(Data entries)
⟨

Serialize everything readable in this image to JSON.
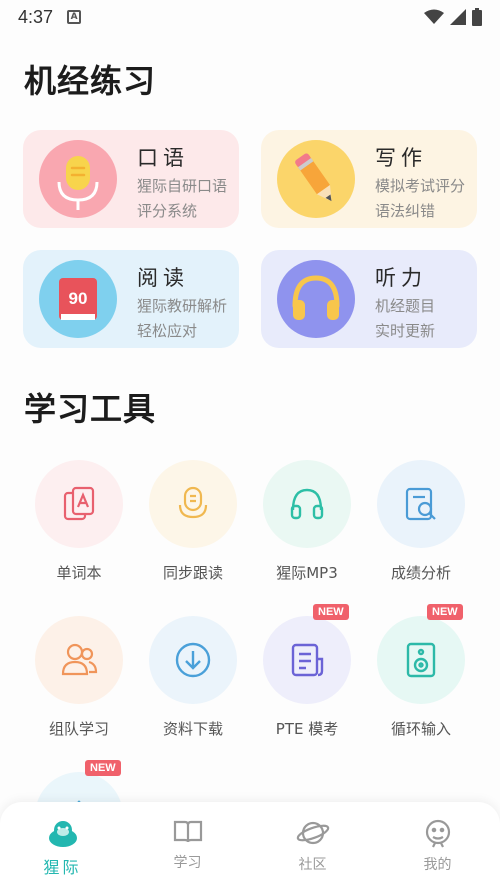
{
  "status": {
    "time": "4:37",
    "app_indicator": "A"
  },
  "sections": {
    "practice_title": "机经练习",
    "tools_title": "学习工具"
  },
  "practice_cards": [
    {
      "title": "口语",
      "line1": "猩际自研口语",
      "line2": "评分系统",
      "icon": "microphone-icon",
      "bg": "#fde9ea"
    },
    {
      "title": "写作",
      "line1": "模拟考试评分",
      "line2": "语法纠错",
      "icon": "pencil-icon",
      "bg": "#fdf4e3"
    },
    {
      "title": "阅读",
      "line1": "猩际教研解析",
      "line2": "轻松应对",
      "icon": "book-90-icon",
      "book_number": "90",
      "bg": "#e3f2fb"
    },
    {
      "title": "听力",
      "line1": "机经题目",
      "line2": "实时更新",
      "icon": "headphones-icon",
      "bg": "#e8ebfb"
    }
  ],
  "tools": [
    {
      "label": "单词本",
      "icon": "vocabulary-cards-icon",
      "badge": ""
    },
    {
      "label": "同步跟读",
      "icon": "speech-bubble-icon",
      "badge": ""
    },
    {
      "label": "猩际MP3",
      "icon": "headphones-icon",
      "badge": ""
    },
    {
      "label": "成绩分析",
      "icon": "score-analysis-icon",
      "badge": ""
    },
    {
      "label": "组队学习",
      "icon": "team-icon",
      "badge": ""
    },
    {
      "label": "资料下载",
      "icon": "download-icon",
      "badge": ""
    },
    {
      "label": "PTE 模考",
      "icon": "mock-exam-icon",
      "badge": "NEW"
    },
    {
      "label": "循环输入",
      "icon": "speaker-icon",
      "badge": "NEW"
    },
    {
      "label": "",
      "icon": "partial-tool-icon",
      "badge": "NEW"
    }
  ],
  "nav": [
    {
      "label": "猩际",
      "icon": "gorilla-icon",
      "active": true
    },
    {
      "label": "学习",
      "icon": "open-book-icon",
      "active": false
    },
    {
      "label": "社区",
      "icon": "planet-icon",
      "active": false
    },
    {
      "label": "我的",
      "icon": "face-icon",
      "active": false
    }
  ],
  "colors": {
    "accent": "#23b7b0",
    "badge": "#f0616b"
  }
}
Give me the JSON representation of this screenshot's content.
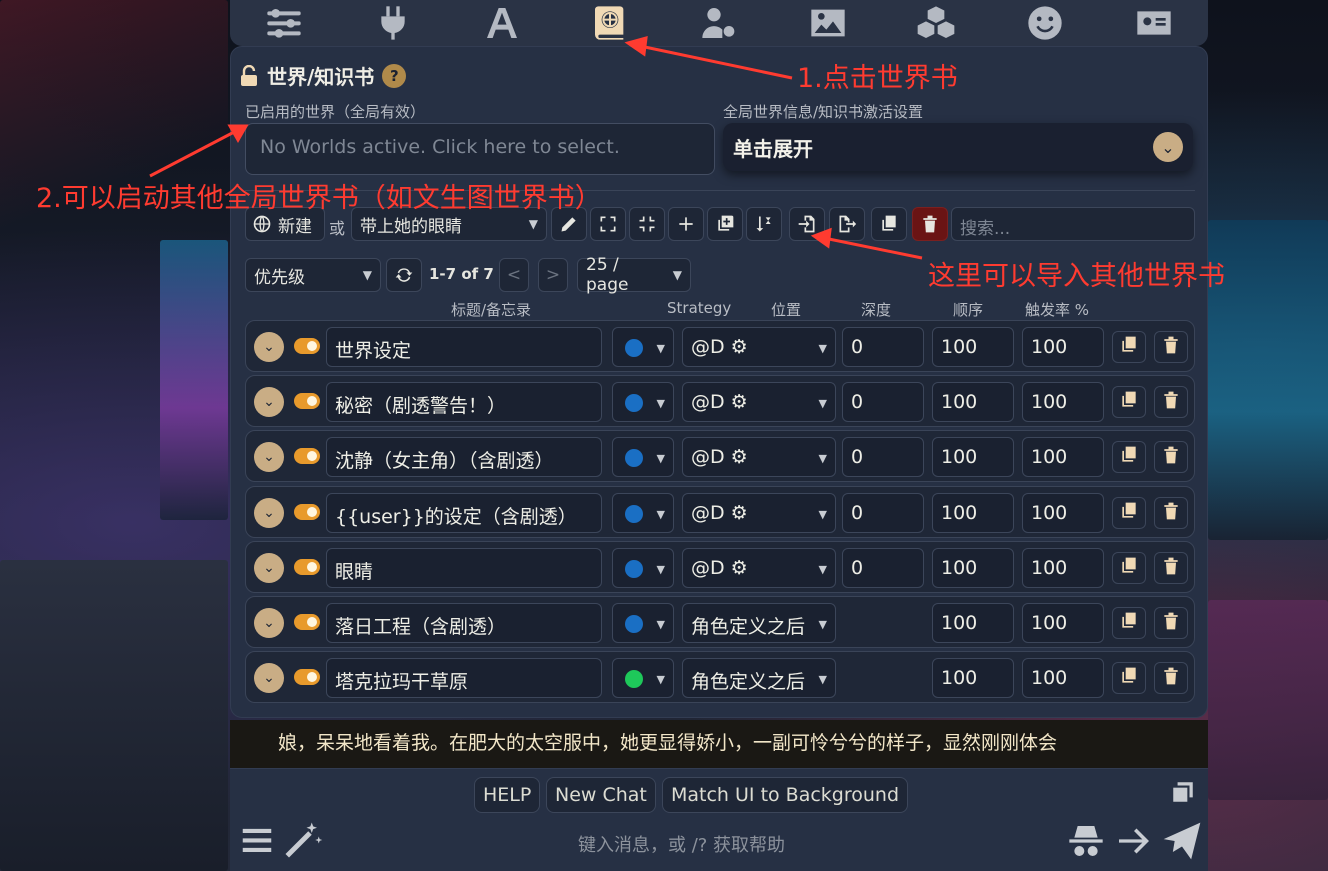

⟩

What is asked
Omit the pictures, then output the rest of the listing exactly.

Finished exercise
Serialize everything readable in this image to JSON.
{
  "status": {
    "time": "4:37",
    "app_indicator": "A"
  },
  "sections": {
    "practice_title": "机经练习",
    "tools_title": "学习工具"
  },
  "practice_cards": [
    {
      "title": "口语",
      "line1": "猩际自研口语",
      "line2": "评分系统",
      "icon": "microphone-icon",
      "bg": "#fde9ea"
    },
    {
      "title": "写作",
      "line1": "模拟考试评分",
      "line2": "语法纠错",
      "icon": "pencil-icon",
      "bg": "#fdf4e3"
    },
    {
      "title": "阅读",
      "line1": "猩际教研解析",
      "line2": "轻松应对",
      "icon": "book-90-icon",
      "book_number": "90",
      "bg": "#e3f2fb"
    },
    {
      "title": "听力",
      "line1": "机经题目",
      "line2": "实时更新",
      "icon": "headphones-icon",
      "bg": "#e8ebfb"
    }
  ],
  "tools": [
    {
      "label": "单词本",
      "icon": "vocabulary-cards-icon",
      "badge": ""
    },
    {
      "label": "同步跟读",
      "icon": "speech-bubble-icon",
      "badge": ""
    },
    {
      "label": "猩际MP3",
      "icon": "headphones-icon",
      "badge": ""
    },
    {
      "label": "成绩分析",
      "icon": "score-analysis-icon",
      "badge": ""
    },
    {
      "label": "组队学习",
      "icon": "team-icon",
      "badge": ""
    },
    {
      "label": "资料下载",
      "icon": "download-icon",
      "badge": ""
    },
    {
      "label": "PTE 模考",
      "icon": "mock-exam-icon",
      "badge": "NEW"
    },
    {
      "label": "循环输入",
      "icon": "speaker-icon",
      "badge": "NEW"
    },
    {
      "label": "",
      "icon": "partial-tool-icon",
      "badge": "NEW"
    }
  ],
  "nav": [
    {
      "label": "猩际",
      "icon": "gorilla-icon",
      "active": true
    },
    {
      "label": "学习",
      "icon": "open-book-icon",
      "active": false
    },
    {
      "label": "社区",
      "icon": "planet-icon",
      "active": false
    },
    {
      "label": "我的",
      "icon": "face-icon",
      "active": false
    }
  ],
  "colors": {
    "accent": "#23b7b0",
    "badge": "#f0616b"
  }
}
Give me the JSON representation of this screenshot's content.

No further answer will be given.